Extracted records
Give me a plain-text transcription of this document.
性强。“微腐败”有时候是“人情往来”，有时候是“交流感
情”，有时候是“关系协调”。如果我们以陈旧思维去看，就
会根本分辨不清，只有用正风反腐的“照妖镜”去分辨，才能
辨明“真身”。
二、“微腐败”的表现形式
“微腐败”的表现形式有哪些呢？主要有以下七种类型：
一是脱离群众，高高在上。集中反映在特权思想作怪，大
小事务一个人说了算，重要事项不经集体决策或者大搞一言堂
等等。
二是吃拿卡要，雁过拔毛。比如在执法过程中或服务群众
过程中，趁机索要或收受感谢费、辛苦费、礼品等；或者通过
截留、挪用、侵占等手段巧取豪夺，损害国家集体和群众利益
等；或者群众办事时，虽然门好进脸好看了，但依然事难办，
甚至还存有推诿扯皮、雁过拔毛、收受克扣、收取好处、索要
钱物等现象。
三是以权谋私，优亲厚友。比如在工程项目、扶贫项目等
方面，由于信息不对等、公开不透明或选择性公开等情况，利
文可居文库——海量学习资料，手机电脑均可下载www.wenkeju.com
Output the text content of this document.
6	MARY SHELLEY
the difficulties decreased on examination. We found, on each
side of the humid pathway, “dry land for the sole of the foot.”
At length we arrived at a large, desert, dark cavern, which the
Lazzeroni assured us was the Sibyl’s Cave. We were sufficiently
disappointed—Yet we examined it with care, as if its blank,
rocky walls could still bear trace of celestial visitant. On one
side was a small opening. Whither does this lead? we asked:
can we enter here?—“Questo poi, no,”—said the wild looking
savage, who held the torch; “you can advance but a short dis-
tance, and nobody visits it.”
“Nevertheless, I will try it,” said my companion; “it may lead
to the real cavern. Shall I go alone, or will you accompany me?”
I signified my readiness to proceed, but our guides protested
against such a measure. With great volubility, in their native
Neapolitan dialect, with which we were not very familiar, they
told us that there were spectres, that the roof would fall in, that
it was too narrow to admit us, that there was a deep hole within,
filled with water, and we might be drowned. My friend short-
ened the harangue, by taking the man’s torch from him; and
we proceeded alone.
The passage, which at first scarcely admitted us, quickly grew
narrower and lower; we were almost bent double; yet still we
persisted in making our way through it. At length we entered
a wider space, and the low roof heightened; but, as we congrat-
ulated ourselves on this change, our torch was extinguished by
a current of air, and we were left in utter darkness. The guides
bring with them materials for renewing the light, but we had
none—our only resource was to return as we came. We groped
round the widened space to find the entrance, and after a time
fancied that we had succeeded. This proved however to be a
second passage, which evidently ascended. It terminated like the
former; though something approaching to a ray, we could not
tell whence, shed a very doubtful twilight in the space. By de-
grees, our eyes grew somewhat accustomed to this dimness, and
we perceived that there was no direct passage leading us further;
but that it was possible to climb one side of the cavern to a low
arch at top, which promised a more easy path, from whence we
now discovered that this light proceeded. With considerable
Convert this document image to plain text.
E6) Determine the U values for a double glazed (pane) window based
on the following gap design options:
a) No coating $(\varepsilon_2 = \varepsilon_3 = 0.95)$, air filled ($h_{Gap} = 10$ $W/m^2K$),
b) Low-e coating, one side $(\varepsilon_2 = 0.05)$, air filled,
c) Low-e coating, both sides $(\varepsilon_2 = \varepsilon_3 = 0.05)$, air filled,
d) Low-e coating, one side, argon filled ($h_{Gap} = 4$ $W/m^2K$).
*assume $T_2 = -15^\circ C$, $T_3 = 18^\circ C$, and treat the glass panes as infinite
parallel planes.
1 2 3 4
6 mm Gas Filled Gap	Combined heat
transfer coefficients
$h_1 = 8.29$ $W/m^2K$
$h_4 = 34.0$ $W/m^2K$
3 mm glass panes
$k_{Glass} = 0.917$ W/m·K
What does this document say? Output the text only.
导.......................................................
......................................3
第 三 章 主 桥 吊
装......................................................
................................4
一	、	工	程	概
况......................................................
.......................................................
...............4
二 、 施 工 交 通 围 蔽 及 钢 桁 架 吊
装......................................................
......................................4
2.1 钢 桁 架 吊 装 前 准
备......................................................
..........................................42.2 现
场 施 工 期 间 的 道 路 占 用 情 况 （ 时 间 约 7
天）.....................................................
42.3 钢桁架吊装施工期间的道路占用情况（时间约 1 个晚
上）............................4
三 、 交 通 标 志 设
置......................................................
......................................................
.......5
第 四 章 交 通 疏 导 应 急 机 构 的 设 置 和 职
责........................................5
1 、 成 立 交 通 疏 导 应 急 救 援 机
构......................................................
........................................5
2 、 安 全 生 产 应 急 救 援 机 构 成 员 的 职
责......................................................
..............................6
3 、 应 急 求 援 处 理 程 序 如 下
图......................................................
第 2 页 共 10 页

## Your objective
Reply with one number only: how many lines of the listing hold "length"?

## Exercise result
2